EXTRACTED RECORDS:
>> BEGIN

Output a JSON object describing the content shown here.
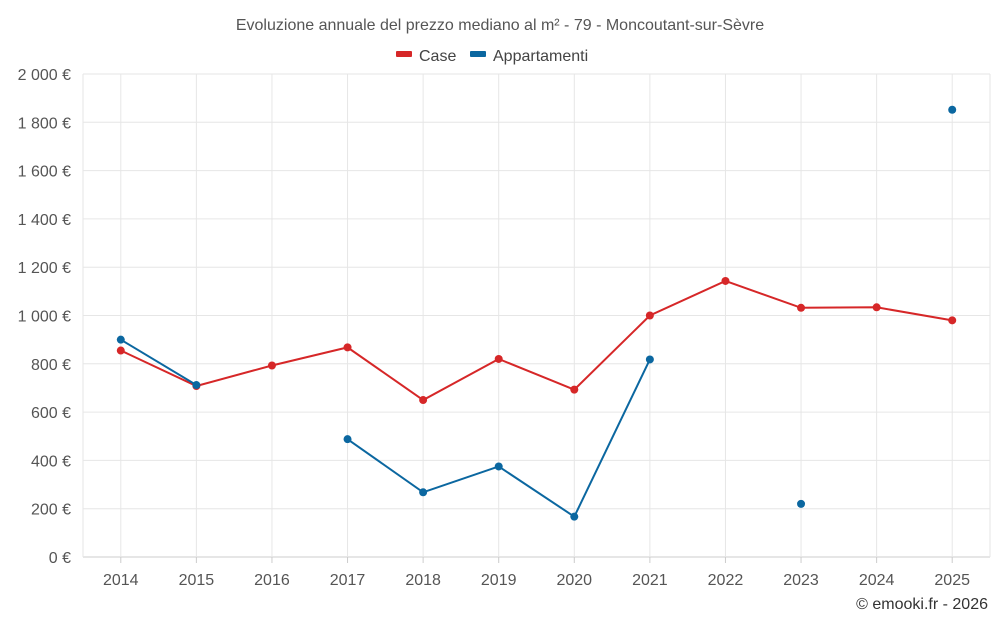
{
  "chart_data": {
    "type": "line",
    "title": "Evoluzione annuale del prezzo mediano al m² - 79 - Moncoutant-sur-Sèvre",
    "categories": [
      "2014",
      "2015",
      "2016",
      "2017",
      "2018",
      "2019",
      "2020",
      "2021",
      "2022",
      "2023",
      "2024",
      "2025"
    ],
    "series": [
      {
        "name": "Case",
        "color": "#d62728",
        "values": [
          855,
          708,
          793,
          868,
          650,
          820,
          693,
          1000,
          1143,
          1032,
          1034,
          980
        ]
      },
      {
        "name": "Appartamenti",
        "color": "#0b67a0",
        "values": [
          900,
          712,
          null,
          488,
          268,
          375,
          167,
          818,
          null,
          220,
          null,
          1852
        ]
      }
    ],
    "ylim": [
      0,
      2000
    ],
    "yticks": [
      0,
      200,
      400,
      600,
      800,
      1000,
      1200,
      1400,
      1600,
      1800,
      2000
    ],
    "ytick_labels": [
      "0 €",
      "200 €",
      "400 €",
      "600 €",
      "800 €",
      "1 000 €",
      "1 200 €",
      "1 400 €",
      "1 600 €",
      "1 800 €",
      "2 000 €"
    ],
    "xlabel": "",
    "ylabel": "",
    "grid": true,
    "legend_position": "top-center"
  },
  "credit": "© emooki.fr - 2026"
}
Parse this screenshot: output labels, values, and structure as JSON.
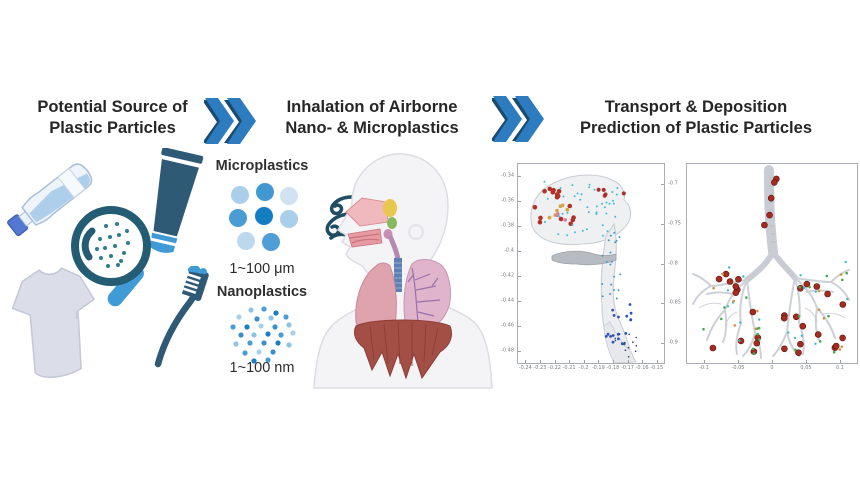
{
  "palette": {
    "chevron_blue": "#2e7cc0",
    "chevron_dark": "#1b4a70",
    "icon_dark_blue": "#2e5a75",
    "icon_mid_blue": "#3f9ad6",
    "particle_teal": "#2e7d8e",
    "title_color": "#262626"
  },
  "header": {
    "left_title": [
      "Potential Source of",
      "Plastic Particles"
    ],
    "mid_title": [
      "Inhalation of Airborne",
      "Nano- & Microplastics"
    ],
    "right_title": [
      "Transport & Deposition",
      "Prediction of Plastic Particles"
    ]
  },
  "sources": {
    "icons": [
      "water-bottle-icon",
      "cosmetic-tube-icon",
      "magnifier-particles-icon",
      "t-shirt-icon",
      "toothbrush-icon"
    ]
  },
  "mid": {
    "micro_label": "Microplastics",
    "micro_size": "1~100 μm",
    "nano_label": "Nanoplastics",
    "nano_size": "1~100 nm"
  },
  "plots": {
    "nasal": {
      "x_ticks": [
        "-0.24",
        "-0.23",
        "-0.22",
        "-0.21",
        "-0.2",
        "-0.19",
        "-0.18",
        "-0.17",
        "-0.16",
        "-0.15"
      ],
      "y_ticks_left": [
        "-0.34",
        "-0.36",
        "-0.38",
        "-0.4",
        "-0.42",
        "-0.44",
        "-0.46",
        "-0.48"
      ],
      "y_ticks_right": [
        "-0.7",
        "-0.75",
        "-0.8",
        "-0.85",
        "-0.9"
      ],
      "particles": [
        {
          "name": "olfactory-red",
          "color": "#b23127",
          "count": 16,
          "r": 2.3,
          "region": [
            16,
            24,
            42,
            36
          ]
        },
        {
          "name": "upper-red",
          "color": "#a8332a",
          "count": 5,
          "r": 2.0,
          "region": [
            80,
            18,
            26,
            14
          ]
        },
        {
          "name": "mid-orange",
          "color": "#d8a13e",
          "count": 6,
          "r": 1.8,
          "region": [
            30,
            40,
            22,
            16
          ]
        },
        {
          "name": "mid-pink",
          "color": "#d67f9a",
          "count": 3,
          "r": 1.8,
          "region": [
            34,
            44,
            16,
            12
          ]
        },
        {
          "name": "suspended-cyan",
          "color": "#3fbdd3",
          "count": 42,
          "r": 1.0,
          "region": [
            26,
            16,
            76,
            58
          ]
        },
        {
          "name": "channel-cyan",
          "color": "#4699c6",
          "count": 20,
          "r": 1.0,
          "region": [
            84,
            66,
            20,
            70
          ]
        },
        {
          "name": "pharynx-blue",
          "color": "#2b50b8",
          "count": 18,
          "r": 1.4,
          "region": [
            88,
            138,
            26,
            42
          ]
        },
        {
          "name": "bottom-specks",
          "color": "#2b3570",
          "count": 12,
          "r": 0.8,
          "region": [
            94,
            170,
            26,
            24
          ]
        }
      ]
    },
    "bronchial": {
      "x_ticks": [
        "-0.1",
        "-0.05",
        "0",
        "0.05",
        "0.1"
      ],
      "particles": [
        {
          "name": "red-left",
          "color": "#a62b1f",
          "count": 13,
          "r": 3.0,
          "region": [
            18,
            108,
            56,
            80
          ]
        },
        {
          "name": "red-right",
          "color": "#a62b1f",
          "count": 16,
          "r": 3.0,
          "region": [
            96,
            104,
            60,
            86
          ]
        },
        {
          "name": "red-trachea",
          "color": "#a62b1f",
          "count": 5,
          "r": 3.0,
          "region": [
            76,
            10,
            20,
            60
          ]
        },
        {
          "name": "green-left",
          "color": "#44a854",
          "count": 10,
          "r": 1.3,
          "region": [
            14,
            100,
            64,
            90
          ]
        },
        {
          "name": "green-right",
          "color": "#44a854",
          "count": 10,
          "r": 1.3,
          "region": [
            96,
            96,
            66,
            96
          ]
        },
        {
          "name": "cyan-left",
          "color": "#3fb9cc",
          "count": 9,
          "r": 1.2,
          "region": [
            14,
            96,
            64,
            94
          ]
        },
        {
          "name": "cyan-right",
          "color": "#3fb9cc",
          "count": 9,
          "r": 1.2,
          "region": [
            96,
            92,
            68,
            100
          ]
        },
        {
          "name": "orange-left",
          "color": "#d2913f",
          "count": 6,
          "r": 1.3,
          "region": [
            20,
            110,
            54,
            76
          ]
        },
        {
          "name": "orange-right",
          "color": "#d2913f",
          "count": 6,
          "r": 1.3,
          "region": [
            100,
            106,
            58,
            84
          ]
        }
      ]
    }
  }
}
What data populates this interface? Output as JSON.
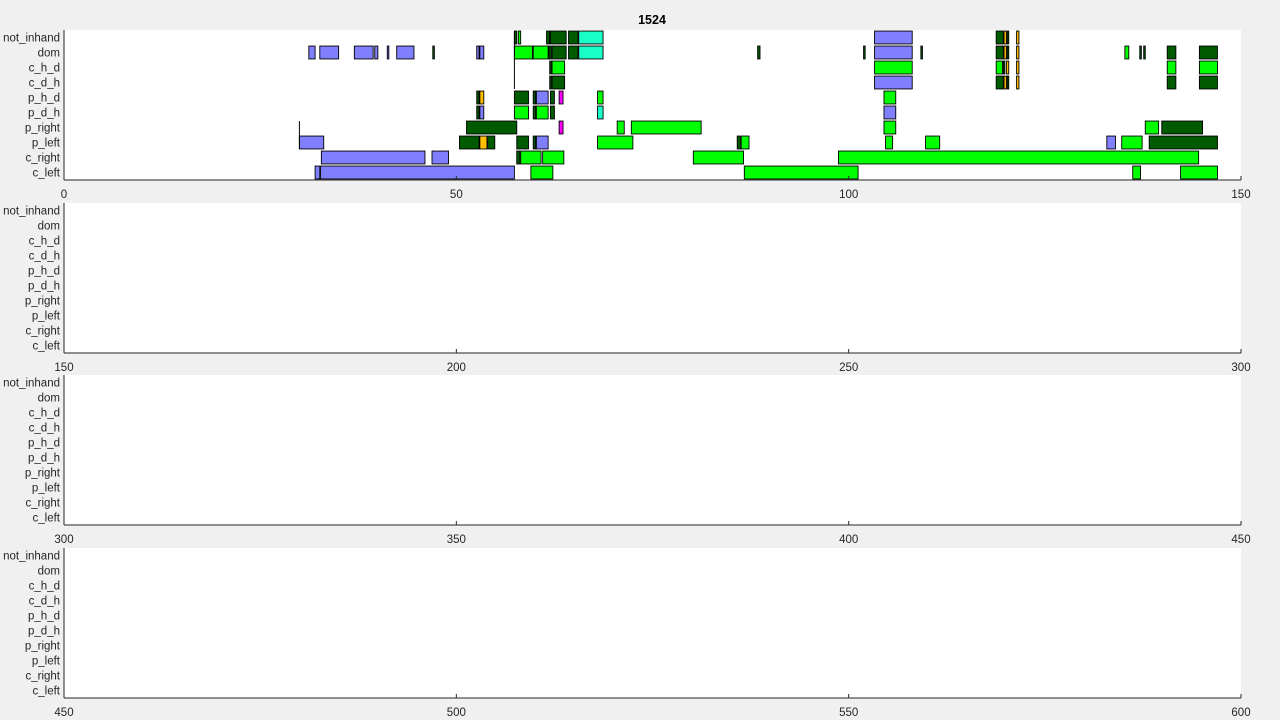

>> END

REQUIREMENT: Reproduce the listing word for word and omit its pictures.

ANSWER TO THIS EXERCISE:
Output a JSON object describing the content shown here.
{
  "chart_data": {
    "type": "line",
    "title": "Evoluzione annuale del prezzo mediano al m² - 79 - Moncoutant-sur-Sèvre",
    "categories": [
      "2014",
      "2015",
      "2016",
      "2017",
      "2018",
      "2019",
      "2020",
      "2021",
      "2022",
      "2023",
      "2024",
      "2025"
    ],
    "series": [
      {
        "name": "Case",
        "color": "#d62728",
        "values": [
          855,
          708,
          793,
          868,
          650,
          820,
          693,
          1000,
          1143,
          1032,
          1034,
          980
        ]
      },
      {
        "name": "Appartamenti",
        "color": "#0b67a0",
        "values": [
          900,
          712,
          null,
          488,
          268,
          375,
          167,
          818,
          null,
          220,
          null,
          1852
        ]
      }
    ],
    "ylim": [
      0,
      2000
    ],
    "yticks": [
      0,
      200,
      400,
      600,
      800,
      1000,
      1200,
      1400,
      1600,
      1800,
      2000
    ],
    "ytick_labels": [
      "0 €",
      "200 €",
      "400 €",
      "600 €",
      "800 €",
      "1 000 €",
      "1 200 €",
      "1 400 €",
      "1 600 €",
      "1 800 €",
      "2 000 €"
    ],
    "xlabel": "",
    "ylabel": "",
    "grid": true,
    "legend_position": "top-center"
  },
  "credit": "© emooki.fr - 2026"
}
Parse this screenshot: output labels, values, and structure as JSON.
{
  "palette": {
    "chevron_blue": "#2e7cc0",
    "chevron_dark": "#1b4a70",
    "icon_dark_blue": "#2e5a75",
    "icon_mid_blue": "#3f9ad6",
    "particle_teal": "#2e7d8e",
    "title_color": "#262626"
  },
  "header": {
    "left_title": [
      "Potential Source of",
      "Plastic Particles"
    ],
    "mid_title": [
      "Inhalation of Airborne",
      "Nano- & Microplastics"
    ],
    "right_title": [
      "Transport & Deposition",
      "Prediction of Plastic Particles"
    ]
  },
  "sources": {
    "icons": [
      "water-bottle-icon",
      "cosmetic-tube-icon",
      "magnifier-particles-icon",
      "t-shirt-icon",
      "toothbrush-icon"
    ]
  },
  "mid": {
    "micro_label": "Microplastics",
    "micro_size": "1~100 μm",
    "nano_label": "Nanoplastics",
    "nano_size": "1~100 nm"
  },
  "plots": {
    "nasal": {
      "x_ticks": [
        "-0.24",
        "-0.23",
        "-0.22",
        "-0.21",
        "-0.2",
        "-0.19",
        "-0.18",
        "-0.17",
        "-0.16",
        "-0.15"
      ],
      "y_ticks_left": [
        "-0.34",
        "-0.36",
        "-0.38",
        "-0.4",
        "-0.42",
        "-0.44",
        "-0.46",
        "-0.48"
      ],
      "y_ticks_right": [
        "-0.7",
        "-0.75",
        "-0.8",
        "-0.85",
        "-0.9"
      ],
      "particles": [
        {
          "name": "olfactory-red",
          "color": "#b23127",
          "count": 16,
          "r": 2.3,
          "region": [
            16,
            24,
            42,
            36
          ]
        },
        {
          "name": "upper-red",
          "color": "#a8332a",
          "count": 5,
          "r": 2.0,
          "region": [
            80,
            18,
            26,
            14
          ]
        },
        {
          "name": "mid-orange",
          "color": "#d8a13e",
          "count": 6,
          "r": 1.8,
          "region": [
            30,
            40,
            22,
            16
          ]
        },
        {
          "name": "mid-pink",
          "color": "#d67f9a",
          "count": 3,
          "r": 1.8,
          "region": [
            34,
            44,
            16,
            12
          ]
        },
        {
          "name": "suspended-cyan",
          "color": "#3fbdd3",
          "count": 42,
          "r": 1.0,
          "region": [
            26,
            16,
            76,
            58
          ]
        },
        {
          "name": "channel-cyan",
          "color": "#4699c6",
          "count": 20,
          "r": 1.0,
          "region": [
            84,
            66,
            20,
            70
          ]
        },
        {
          "name": "pharynx-blue",
          "color": "#2b50b8",
          "count": 18,
          "r": 1.4,
          "region": [
            88,
            138,
            26,
            42
          ]
        },
        {
          "name": "bottom-specks",
          "color": "#2b3570",
          "count": 12,
          "r": 0.8,
          "region": [
            94,
            170,
            26,
            24
          ]
        }
      ]
    },
    "bronchial": {
      "x_ticks": [
        "-0.1",
        "-0.05",
        "0",
        "0.05",
        "0.1"
      ],
      "particles": [
        {
          "name": "red-left",
          "color": "#a62b1f",
          "count": 13,
          "r": 3.0,
          "region": [
            18,
            108,
            56,
            80
          ]
        },
        {
          "name": "red-right",
          "color": "#a62b1f",
          "count": 16,
          "r": 3.0,
          "region": [
            96,
            104,
            60,
            86
          ]
        },
        {
          "name": "red-trachea",
          "color": "#a62b1f",
          "count": 5,
          "r": 3.0,
          "region": [
            76,
            10,
            20,
            60
          ]
        },
        {
          "name": "green-left",
          "color": "#44a854",
          "count": 10,
          "r": 1.3,
          "region": [
            14,
            100,
            64,
            90
          ]
        },
        {
          "name": "green-right",
          "color": "#44a854",
          "count": 10,
          "r": 1.3,
          "region": [
            96,
            96,
            66,
            96
          ]
        },
        {
          "name": "cyan-left",
          "color": "#3fb9cc",
          "count": 9,
          "r": 1.2,
          "region": [
            14,
            96,
            64,
            94
          ]
        },
        {
          "name": "cyan-right",
          "color": "#3fb9cc",
          "count": 9,
          "r": 1.2,
          "region": [
            96,
            92,
            68,
            100
          ]
        },
        {
          "name": "orange-left",
          "color": "#d2913f",
          "count": 6,
          "r": 1.3,
          "region": [
            20,
            110,
            54,
            76
          ]
        },
        {
          "name": "orange-right",
          "color": "#d2913f",
          "count": 6,
          "r": 1.3,
          "region": [
            100,
            106,
            58,
            84
          ]
        }
      ]
    }
  }
}
What data populates this interface? Output as JSON.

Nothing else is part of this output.